--- start Data rows ---

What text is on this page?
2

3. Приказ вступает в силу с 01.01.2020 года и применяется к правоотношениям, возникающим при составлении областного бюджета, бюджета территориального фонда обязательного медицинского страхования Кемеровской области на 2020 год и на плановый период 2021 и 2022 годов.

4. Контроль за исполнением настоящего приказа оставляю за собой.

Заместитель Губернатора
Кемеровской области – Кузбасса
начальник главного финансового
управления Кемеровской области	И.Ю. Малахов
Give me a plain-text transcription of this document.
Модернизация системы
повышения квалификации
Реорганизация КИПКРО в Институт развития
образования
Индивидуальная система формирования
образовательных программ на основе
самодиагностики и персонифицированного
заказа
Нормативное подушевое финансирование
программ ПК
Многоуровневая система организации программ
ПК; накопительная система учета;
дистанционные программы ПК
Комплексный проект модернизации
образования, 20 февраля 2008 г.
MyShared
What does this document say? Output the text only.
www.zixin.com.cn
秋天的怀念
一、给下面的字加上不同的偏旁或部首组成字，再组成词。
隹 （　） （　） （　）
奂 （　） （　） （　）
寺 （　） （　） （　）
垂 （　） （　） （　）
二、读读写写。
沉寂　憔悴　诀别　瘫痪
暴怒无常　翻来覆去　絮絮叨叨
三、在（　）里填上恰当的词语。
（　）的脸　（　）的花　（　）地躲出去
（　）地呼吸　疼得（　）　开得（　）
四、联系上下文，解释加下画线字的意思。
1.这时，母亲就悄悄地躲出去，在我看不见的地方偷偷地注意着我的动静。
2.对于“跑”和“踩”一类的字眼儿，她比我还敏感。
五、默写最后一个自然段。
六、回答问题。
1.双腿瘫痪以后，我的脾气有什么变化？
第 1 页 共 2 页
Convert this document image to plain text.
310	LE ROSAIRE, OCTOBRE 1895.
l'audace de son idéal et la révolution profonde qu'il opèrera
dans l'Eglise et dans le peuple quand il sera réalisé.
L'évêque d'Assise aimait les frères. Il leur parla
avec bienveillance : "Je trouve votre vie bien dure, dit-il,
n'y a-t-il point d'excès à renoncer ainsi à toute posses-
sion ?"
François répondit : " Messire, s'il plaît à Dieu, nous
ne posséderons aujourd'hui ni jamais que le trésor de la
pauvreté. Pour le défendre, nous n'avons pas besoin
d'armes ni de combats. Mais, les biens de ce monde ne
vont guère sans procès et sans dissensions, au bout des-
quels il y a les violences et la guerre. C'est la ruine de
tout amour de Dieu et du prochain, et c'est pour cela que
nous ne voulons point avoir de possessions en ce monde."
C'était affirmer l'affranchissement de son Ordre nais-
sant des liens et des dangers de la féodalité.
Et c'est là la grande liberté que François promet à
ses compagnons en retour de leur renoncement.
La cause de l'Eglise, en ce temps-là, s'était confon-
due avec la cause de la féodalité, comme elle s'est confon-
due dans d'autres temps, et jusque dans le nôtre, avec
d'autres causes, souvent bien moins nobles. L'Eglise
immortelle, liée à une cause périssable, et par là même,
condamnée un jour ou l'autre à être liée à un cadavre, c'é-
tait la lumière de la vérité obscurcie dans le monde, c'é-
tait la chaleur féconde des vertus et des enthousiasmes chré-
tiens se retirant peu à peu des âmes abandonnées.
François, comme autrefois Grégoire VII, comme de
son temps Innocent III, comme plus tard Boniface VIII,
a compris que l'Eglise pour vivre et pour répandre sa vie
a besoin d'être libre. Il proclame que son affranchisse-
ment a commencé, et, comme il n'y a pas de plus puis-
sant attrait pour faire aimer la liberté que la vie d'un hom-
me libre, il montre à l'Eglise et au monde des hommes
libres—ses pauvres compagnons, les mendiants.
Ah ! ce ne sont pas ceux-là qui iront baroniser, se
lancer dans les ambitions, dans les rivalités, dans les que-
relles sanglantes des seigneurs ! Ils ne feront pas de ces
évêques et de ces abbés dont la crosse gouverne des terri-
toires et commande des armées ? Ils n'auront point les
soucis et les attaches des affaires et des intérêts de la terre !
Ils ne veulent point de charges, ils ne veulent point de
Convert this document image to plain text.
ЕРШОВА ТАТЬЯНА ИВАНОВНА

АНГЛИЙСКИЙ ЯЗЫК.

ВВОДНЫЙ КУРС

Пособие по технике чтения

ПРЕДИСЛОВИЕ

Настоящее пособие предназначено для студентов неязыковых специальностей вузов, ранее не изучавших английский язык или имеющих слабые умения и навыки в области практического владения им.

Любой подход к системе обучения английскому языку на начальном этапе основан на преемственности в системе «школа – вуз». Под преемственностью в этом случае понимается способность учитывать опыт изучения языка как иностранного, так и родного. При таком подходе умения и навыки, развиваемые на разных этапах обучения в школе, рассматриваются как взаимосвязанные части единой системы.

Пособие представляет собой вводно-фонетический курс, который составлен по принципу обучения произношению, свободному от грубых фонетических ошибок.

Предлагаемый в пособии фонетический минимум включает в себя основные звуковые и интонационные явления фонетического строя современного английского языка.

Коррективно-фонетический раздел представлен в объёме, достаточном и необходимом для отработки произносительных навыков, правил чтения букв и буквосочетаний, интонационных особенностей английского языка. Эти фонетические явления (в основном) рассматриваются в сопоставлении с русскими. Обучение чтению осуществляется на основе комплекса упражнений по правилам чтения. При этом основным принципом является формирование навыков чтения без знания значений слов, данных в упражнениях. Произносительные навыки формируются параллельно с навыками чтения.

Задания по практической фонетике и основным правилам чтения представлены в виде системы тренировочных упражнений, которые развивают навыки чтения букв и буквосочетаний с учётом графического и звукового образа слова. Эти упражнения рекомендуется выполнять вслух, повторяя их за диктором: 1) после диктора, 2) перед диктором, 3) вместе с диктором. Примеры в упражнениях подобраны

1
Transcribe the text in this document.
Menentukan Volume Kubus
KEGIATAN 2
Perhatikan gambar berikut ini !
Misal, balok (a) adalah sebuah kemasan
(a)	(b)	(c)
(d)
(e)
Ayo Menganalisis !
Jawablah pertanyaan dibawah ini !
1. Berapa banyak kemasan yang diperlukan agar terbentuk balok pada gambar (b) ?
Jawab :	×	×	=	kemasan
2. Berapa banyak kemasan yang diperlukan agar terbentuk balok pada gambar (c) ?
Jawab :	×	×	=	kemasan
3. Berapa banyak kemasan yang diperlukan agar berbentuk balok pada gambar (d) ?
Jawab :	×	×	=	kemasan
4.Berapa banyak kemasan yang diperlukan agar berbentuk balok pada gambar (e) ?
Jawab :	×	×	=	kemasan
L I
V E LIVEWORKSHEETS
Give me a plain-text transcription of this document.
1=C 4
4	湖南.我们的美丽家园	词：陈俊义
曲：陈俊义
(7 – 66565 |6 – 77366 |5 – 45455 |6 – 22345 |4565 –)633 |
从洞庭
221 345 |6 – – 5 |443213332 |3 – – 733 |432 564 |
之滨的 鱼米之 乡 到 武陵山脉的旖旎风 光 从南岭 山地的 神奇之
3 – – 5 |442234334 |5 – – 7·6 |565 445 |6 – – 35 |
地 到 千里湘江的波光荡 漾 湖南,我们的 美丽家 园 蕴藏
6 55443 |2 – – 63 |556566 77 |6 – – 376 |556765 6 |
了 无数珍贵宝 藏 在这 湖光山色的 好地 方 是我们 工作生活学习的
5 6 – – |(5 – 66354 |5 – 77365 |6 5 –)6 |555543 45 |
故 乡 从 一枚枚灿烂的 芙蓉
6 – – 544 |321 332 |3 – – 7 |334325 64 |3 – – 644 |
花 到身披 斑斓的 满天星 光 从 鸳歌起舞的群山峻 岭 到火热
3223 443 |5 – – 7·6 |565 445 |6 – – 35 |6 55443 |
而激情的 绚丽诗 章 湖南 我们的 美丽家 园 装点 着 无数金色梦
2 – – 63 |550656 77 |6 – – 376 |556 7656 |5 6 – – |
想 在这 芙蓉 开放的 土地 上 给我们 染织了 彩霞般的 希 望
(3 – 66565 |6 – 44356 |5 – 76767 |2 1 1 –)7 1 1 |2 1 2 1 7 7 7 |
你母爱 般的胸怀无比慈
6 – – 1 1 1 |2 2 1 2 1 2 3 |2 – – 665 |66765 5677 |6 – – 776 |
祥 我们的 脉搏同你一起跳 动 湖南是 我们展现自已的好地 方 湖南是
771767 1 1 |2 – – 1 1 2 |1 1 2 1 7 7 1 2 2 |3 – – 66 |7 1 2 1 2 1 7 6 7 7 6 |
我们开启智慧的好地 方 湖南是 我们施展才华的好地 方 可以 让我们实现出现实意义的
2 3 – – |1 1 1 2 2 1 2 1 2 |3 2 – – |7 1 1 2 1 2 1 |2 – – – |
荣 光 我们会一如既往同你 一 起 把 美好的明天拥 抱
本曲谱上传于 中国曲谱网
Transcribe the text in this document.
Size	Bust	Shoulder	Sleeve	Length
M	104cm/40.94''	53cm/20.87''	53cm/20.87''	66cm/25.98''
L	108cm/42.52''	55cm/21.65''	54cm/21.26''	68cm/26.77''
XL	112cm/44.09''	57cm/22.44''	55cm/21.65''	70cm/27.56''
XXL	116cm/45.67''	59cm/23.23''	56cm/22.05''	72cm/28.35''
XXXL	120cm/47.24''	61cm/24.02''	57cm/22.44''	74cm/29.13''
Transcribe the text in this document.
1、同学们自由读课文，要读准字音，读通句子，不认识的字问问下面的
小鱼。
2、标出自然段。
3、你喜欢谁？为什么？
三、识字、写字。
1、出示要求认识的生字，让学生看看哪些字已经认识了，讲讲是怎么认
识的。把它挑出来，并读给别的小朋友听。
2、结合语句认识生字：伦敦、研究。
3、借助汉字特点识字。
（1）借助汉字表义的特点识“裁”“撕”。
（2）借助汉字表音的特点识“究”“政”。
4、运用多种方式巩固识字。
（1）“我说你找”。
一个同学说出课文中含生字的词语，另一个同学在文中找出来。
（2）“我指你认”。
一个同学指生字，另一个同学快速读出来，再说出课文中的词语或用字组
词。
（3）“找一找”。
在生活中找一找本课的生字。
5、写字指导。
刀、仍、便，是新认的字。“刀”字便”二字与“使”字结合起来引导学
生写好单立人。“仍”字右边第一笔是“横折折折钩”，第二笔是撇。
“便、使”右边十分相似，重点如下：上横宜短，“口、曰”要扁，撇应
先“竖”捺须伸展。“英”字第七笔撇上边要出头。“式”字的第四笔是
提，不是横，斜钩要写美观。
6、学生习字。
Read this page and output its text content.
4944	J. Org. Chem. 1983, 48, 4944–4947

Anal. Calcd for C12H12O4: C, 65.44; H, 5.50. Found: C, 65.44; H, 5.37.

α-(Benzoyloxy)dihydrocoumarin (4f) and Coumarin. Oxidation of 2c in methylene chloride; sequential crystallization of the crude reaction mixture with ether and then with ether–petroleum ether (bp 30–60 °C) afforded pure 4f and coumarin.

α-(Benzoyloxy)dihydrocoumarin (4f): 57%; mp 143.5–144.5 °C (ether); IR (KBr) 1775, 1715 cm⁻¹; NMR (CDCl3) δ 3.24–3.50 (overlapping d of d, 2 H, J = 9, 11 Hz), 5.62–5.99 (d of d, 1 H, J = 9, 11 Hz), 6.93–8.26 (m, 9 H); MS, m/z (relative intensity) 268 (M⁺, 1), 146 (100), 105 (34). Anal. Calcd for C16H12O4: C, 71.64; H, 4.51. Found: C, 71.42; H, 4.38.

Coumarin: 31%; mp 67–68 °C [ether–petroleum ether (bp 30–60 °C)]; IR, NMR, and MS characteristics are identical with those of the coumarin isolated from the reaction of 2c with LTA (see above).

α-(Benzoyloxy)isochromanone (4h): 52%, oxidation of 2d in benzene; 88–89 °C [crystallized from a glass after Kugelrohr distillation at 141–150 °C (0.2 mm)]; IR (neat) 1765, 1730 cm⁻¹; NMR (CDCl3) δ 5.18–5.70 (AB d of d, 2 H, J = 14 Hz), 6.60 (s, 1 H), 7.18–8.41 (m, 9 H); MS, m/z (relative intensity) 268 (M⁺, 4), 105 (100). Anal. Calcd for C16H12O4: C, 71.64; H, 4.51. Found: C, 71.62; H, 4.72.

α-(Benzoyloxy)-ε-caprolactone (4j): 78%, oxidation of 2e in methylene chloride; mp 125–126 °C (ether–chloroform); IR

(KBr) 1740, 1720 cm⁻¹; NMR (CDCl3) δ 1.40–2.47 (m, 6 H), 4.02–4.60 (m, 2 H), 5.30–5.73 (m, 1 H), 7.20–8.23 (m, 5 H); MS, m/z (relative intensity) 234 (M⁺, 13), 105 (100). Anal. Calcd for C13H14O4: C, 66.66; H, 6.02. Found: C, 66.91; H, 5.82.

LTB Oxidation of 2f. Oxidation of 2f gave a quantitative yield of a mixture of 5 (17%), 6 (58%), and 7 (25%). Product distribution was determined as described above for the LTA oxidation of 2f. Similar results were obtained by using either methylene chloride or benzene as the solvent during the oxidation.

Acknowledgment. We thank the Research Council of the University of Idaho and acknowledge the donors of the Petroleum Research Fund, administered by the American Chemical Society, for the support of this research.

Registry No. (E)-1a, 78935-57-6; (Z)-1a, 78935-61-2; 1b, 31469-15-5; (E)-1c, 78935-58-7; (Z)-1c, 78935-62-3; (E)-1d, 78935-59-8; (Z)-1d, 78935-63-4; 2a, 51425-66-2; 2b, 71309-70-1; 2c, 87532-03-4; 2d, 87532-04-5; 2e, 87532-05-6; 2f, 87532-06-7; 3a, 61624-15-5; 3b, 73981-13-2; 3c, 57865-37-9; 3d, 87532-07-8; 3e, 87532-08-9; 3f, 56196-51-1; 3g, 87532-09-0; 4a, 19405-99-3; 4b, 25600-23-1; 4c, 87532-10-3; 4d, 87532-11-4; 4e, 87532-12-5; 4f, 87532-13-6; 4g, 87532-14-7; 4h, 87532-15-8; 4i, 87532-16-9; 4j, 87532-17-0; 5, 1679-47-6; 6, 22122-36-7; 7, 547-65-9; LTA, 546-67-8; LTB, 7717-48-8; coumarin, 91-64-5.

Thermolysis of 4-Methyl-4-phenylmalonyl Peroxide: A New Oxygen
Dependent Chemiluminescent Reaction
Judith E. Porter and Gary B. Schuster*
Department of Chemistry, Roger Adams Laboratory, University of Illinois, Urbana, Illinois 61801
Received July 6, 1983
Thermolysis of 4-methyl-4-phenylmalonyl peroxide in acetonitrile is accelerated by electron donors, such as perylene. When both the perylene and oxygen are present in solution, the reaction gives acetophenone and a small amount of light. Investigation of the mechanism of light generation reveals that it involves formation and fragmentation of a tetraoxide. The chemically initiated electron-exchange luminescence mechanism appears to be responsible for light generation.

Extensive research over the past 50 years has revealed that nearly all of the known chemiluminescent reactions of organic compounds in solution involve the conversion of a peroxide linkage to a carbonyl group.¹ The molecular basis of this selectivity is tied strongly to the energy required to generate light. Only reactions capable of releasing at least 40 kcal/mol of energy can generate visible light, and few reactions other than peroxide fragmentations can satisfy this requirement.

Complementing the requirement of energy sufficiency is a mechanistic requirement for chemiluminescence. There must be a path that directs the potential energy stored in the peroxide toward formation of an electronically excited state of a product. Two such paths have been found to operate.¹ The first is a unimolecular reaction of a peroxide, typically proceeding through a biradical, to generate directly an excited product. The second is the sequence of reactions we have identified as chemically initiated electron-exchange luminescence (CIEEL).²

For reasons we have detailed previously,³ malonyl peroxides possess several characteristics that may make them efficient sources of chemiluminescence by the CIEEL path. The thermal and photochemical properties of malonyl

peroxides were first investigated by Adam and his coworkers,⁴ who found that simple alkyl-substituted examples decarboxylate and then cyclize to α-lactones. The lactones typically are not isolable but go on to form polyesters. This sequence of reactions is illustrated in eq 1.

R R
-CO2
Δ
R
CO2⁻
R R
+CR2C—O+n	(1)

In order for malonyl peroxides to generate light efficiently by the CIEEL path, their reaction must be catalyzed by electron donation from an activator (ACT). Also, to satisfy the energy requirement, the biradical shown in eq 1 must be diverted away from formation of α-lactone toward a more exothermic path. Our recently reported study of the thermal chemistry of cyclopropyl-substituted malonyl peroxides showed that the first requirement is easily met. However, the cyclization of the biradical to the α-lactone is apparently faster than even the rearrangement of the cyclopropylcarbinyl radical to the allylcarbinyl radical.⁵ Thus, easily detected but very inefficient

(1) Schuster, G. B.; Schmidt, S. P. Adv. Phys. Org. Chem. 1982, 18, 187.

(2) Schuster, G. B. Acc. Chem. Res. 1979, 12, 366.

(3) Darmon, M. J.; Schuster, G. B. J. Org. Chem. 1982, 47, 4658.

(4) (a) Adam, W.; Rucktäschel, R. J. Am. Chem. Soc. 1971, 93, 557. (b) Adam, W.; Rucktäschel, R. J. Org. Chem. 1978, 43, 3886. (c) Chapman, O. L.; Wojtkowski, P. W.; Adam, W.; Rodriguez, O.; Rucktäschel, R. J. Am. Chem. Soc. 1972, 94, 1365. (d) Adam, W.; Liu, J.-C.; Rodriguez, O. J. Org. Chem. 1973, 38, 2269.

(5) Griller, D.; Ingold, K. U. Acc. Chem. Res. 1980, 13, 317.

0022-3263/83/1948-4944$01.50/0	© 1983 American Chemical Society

--- end Data rows ---

**Given exercise:**
Consider the entries above and return each line with the string "American".

**In response:**
Acknowledgment. We thank the Research Council of the University of Idaho and acknowledge the donors of the Petroleum Research Fund, administered by the American Chemical Society, for the support of this research.
0022-3263/83/1948-4944$01.50/0	© 1983 American Chemical Society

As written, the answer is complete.